WRITTEN EXERCISE: From the listing below, extract every line in which the word "integrity" appears.

══════════

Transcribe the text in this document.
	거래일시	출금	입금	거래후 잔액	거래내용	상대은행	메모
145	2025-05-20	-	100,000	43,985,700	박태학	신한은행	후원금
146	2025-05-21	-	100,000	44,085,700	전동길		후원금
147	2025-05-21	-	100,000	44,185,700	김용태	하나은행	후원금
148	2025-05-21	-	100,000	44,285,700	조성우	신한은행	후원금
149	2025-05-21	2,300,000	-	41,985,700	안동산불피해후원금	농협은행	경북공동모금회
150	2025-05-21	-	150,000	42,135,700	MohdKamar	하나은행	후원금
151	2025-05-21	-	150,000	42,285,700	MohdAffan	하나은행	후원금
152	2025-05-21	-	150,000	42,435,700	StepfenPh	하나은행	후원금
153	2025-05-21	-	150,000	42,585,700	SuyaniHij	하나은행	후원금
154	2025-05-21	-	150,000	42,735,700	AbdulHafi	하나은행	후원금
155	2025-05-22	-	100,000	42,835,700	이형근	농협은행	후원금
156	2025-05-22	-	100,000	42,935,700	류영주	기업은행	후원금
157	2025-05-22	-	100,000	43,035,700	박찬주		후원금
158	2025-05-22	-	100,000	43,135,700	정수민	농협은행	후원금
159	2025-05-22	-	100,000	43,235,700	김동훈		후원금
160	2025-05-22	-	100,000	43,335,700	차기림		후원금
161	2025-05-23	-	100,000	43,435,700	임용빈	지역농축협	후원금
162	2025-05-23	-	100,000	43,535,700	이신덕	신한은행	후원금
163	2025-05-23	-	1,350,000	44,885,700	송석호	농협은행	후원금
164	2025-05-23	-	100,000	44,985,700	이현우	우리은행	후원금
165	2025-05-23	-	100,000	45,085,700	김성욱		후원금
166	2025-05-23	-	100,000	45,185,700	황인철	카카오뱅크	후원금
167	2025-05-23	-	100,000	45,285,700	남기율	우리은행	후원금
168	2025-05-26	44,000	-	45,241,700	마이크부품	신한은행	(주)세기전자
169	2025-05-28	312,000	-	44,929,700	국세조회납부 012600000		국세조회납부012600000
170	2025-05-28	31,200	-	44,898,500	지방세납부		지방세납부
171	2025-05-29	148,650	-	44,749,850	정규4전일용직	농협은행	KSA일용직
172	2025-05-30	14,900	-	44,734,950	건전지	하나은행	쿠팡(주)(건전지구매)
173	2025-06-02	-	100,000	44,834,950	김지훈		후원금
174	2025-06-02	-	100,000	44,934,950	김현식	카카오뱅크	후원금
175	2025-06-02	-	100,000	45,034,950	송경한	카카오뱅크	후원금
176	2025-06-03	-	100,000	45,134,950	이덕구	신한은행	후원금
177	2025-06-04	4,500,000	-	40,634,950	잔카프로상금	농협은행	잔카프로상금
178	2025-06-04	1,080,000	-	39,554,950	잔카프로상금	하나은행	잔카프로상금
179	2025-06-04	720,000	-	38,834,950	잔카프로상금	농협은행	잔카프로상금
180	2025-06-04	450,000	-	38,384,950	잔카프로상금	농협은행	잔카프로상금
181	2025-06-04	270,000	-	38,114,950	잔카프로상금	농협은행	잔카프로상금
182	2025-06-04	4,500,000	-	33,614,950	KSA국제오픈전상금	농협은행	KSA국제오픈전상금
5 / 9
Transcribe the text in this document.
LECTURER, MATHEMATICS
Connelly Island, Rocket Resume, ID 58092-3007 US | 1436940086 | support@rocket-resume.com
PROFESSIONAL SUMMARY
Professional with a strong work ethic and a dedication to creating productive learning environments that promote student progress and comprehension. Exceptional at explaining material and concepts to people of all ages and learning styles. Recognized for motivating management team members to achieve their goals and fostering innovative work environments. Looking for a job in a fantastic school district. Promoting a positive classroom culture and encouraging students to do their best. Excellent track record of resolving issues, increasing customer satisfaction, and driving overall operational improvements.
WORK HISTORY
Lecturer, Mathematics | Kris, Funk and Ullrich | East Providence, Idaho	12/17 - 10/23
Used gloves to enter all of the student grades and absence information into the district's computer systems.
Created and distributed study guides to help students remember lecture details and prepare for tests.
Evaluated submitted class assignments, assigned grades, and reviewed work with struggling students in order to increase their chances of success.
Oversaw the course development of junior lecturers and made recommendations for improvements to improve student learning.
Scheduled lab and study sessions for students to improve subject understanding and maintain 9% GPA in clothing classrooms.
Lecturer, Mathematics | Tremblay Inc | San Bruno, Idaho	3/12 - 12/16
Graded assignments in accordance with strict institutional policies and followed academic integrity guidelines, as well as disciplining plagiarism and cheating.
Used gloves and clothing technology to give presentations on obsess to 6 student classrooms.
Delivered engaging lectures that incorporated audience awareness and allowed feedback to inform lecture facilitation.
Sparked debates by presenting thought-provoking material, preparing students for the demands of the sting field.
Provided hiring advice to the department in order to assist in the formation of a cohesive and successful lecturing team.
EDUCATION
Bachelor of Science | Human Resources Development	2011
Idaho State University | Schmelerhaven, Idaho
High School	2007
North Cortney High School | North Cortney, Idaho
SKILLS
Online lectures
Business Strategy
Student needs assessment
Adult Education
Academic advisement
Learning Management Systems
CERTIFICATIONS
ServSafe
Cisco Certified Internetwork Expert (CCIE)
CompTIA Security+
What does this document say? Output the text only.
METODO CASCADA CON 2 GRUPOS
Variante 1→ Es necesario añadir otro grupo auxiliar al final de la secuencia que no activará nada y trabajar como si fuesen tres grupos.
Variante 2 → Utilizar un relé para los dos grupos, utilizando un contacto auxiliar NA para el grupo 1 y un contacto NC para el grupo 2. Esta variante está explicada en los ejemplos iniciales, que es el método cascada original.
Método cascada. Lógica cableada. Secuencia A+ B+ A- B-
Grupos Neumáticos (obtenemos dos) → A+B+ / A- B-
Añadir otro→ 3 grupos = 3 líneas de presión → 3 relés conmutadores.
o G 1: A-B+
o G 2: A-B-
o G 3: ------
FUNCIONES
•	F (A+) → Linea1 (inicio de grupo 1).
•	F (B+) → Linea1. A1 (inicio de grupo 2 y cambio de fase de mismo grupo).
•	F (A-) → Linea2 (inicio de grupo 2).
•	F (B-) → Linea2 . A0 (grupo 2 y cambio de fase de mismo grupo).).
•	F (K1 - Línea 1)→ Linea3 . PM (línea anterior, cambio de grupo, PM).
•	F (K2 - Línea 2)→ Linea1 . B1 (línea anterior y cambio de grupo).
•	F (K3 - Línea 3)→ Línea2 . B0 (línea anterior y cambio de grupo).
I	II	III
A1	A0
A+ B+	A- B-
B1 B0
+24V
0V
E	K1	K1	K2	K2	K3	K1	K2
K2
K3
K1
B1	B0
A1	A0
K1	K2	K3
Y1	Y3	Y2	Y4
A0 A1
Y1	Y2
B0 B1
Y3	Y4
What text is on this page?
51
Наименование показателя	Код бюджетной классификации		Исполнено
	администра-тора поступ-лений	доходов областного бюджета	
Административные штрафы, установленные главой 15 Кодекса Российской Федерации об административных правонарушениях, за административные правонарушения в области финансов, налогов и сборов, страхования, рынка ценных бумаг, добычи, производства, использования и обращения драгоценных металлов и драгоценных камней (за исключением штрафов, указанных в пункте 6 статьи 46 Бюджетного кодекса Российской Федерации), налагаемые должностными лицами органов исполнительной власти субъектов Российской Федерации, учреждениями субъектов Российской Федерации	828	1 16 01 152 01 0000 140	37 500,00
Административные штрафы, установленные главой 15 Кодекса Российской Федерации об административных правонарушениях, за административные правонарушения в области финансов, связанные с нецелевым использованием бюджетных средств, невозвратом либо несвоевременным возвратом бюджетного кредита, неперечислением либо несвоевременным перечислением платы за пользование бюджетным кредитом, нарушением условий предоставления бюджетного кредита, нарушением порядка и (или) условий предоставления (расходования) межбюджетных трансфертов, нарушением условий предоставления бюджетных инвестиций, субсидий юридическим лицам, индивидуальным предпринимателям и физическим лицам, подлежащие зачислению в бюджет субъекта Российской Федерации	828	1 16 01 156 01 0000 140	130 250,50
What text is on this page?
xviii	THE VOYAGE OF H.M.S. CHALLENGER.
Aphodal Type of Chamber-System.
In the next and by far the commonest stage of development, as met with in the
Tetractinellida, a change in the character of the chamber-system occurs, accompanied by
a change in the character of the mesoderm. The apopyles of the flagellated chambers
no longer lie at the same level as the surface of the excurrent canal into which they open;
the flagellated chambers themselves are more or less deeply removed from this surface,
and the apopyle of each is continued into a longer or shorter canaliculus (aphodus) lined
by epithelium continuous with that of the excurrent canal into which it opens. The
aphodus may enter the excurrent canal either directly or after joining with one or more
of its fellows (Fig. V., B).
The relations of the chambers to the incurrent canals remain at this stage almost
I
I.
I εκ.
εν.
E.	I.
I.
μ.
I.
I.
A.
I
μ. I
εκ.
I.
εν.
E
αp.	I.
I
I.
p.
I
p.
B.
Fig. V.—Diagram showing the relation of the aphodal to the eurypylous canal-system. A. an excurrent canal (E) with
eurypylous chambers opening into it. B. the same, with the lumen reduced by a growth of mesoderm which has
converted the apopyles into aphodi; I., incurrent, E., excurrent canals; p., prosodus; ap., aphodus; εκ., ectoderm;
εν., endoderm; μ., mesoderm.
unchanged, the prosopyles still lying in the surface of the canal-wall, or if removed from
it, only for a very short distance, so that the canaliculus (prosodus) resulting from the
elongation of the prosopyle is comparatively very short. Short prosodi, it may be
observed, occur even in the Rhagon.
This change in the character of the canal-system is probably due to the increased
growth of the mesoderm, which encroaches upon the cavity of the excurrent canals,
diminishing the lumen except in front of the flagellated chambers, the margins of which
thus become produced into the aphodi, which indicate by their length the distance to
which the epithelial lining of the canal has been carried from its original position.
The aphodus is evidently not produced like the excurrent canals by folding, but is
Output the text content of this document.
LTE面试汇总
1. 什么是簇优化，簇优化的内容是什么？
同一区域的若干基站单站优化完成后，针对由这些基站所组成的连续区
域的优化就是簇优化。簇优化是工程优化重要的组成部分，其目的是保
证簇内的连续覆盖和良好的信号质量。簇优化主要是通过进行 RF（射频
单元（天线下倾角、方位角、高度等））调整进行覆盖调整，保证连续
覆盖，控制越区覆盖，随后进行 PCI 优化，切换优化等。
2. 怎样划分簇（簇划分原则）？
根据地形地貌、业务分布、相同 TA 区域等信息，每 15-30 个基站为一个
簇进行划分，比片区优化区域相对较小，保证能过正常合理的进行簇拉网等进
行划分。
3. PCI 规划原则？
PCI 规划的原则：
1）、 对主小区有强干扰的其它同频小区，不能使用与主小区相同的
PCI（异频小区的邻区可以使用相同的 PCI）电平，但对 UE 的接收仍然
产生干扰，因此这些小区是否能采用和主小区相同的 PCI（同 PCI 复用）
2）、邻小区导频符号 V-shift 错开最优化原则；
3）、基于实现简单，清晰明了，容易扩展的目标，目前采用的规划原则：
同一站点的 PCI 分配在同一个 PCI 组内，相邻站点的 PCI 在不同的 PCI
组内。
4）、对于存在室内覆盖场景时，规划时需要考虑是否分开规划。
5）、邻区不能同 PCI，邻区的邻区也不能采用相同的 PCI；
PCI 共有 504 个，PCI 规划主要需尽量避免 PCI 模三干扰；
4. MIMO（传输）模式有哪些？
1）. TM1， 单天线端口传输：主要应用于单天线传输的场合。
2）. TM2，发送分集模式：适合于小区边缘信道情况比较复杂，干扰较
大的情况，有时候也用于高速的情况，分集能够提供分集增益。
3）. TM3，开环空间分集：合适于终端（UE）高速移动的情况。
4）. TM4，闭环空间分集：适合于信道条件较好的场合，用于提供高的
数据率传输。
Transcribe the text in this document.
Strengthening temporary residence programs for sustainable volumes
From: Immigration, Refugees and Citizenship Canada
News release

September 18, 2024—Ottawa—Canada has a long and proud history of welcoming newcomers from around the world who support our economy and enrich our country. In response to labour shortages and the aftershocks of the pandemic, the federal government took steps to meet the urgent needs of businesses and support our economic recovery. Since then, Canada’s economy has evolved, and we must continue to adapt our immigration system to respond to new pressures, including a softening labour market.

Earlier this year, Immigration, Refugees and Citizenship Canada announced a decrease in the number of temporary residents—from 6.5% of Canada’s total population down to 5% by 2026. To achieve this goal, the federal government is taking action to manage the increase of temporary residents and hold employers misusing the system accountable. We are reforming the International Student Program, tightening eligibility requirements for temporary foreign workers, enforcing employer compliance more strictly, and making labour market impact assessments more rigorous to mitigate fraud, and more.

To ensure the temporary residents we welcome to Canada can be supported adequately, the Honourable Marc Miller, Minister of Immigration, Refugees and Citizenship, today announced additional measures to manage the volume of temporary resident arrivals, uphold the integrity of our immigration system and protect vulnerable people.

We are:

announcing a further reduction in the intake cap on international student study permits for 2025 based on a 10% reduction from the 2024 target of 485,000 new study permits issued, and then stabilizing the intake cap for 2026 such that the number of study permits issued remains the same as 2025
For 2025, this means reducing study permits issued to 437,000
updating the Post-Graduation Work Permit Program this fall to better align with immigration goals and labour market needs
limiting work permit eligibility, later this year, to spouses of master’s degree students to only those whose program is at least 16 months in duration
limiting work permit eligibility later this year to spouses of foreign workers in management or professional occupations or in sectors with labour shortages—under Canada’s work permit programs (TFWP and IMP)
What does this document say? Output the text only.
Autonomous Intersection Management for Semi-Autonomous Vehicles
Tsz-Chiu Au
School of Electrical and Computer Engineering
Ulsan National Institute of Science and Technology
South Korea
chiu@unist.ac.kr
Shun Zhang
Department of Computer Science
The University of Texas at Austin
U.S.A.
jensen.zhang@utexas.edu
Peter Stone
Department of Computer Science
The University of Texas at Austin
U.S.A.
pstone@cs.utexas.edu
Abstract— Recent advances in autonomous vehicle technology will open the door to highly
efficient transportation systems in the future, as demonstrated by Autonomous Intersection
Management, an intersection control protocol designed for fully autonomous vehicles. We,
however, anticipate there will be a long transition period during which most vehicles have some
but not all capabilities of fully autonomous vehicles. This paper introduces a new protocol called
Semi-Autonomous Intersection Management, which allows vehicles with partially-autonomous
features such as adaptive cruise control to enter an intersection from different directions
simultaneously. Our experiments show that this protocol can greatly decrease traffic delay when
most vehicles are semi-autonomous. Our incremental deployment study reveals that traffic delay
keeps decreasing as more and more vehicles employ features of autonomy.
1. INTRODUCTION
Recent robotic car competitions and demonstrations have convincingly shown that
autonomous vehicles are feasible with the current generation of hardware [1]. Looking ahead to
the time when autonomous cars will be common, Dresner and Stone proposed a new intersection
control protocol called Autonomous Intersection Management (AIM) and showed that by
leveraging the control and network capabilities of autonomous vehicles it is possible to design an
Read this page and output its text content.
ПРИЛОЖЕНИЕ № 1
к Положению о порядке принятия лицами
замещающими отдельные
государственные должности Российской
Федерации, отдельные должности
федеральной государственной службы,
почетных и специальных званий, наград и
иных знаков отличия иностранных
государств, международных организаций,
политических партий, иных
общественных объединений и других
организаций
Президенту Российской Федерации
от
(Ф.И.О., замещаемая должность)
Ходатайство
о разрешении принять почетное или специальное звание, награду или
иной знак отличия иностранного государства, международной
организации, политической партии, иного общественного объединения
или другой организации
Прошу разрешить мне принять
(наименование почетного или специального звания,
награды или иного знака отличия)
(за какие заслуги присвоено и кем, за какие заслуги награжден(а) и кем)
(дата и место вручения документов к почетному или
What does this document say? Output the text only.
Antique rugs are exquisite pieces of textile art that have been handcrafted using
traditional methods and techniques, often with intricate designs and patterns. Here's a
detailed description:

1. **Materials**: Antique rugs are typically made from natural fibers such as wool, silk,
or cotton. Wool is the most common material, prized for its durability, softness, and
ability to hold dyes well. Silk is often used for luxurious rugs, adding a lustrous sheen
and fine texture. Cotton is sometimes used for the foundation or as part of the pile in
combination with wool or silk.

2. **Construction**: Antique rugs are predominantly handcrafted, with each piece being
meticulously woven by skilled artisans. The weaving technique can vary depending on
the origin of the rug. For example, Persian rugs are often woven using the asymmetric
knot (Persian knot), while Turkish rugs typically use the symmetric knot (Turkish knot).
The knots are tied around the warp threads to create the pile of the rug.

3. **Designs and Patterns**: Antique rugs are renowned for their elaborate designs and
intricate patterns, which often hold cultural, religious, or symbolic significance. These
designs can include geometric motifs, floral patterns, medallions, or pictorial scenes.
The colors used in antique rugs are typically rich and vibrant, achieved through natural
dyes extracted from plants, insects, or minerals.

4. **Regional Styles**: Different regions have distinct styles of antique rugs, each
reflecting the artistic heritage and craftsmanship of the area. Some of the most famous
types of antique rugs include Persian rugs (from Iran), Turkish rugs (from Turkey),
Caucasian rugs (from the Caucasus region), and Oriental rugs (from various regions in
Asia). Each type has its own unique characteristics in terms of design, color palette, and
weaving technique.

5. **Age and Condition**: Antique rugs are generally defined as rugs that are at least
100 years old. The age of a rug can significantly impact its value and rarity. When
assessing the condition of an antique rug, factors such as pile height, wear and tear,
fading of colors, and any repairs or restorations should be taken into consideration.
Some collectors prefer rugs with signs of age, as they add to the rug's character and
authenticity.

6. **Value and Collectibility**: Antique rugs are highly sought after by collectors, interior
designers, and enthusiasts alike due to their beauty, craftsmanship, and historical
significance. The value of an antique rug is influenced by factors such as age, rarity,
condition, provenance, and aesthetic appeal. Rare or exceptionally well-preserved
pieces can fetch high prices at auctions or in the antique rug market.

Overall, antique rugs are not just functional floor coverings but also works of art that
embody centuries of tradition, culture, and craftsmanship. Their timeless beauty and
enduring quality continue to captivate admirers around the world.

══════════

EXPECTED OUTPUT:
Graded assignments in accordance with strict institutional policies and followed academic integrity guidelines, as well as disciplining plagiarism and cheating.
To ensure the temporary residents we welcome to Canada can be supported adequately, the Honourable Marc Miller, Minister of Immigration, Refugees and Citizenship, today announced additional measures to manage the volume of temporary resident arrivals, uphold the integrity of our immigration system and protect vulnerable people.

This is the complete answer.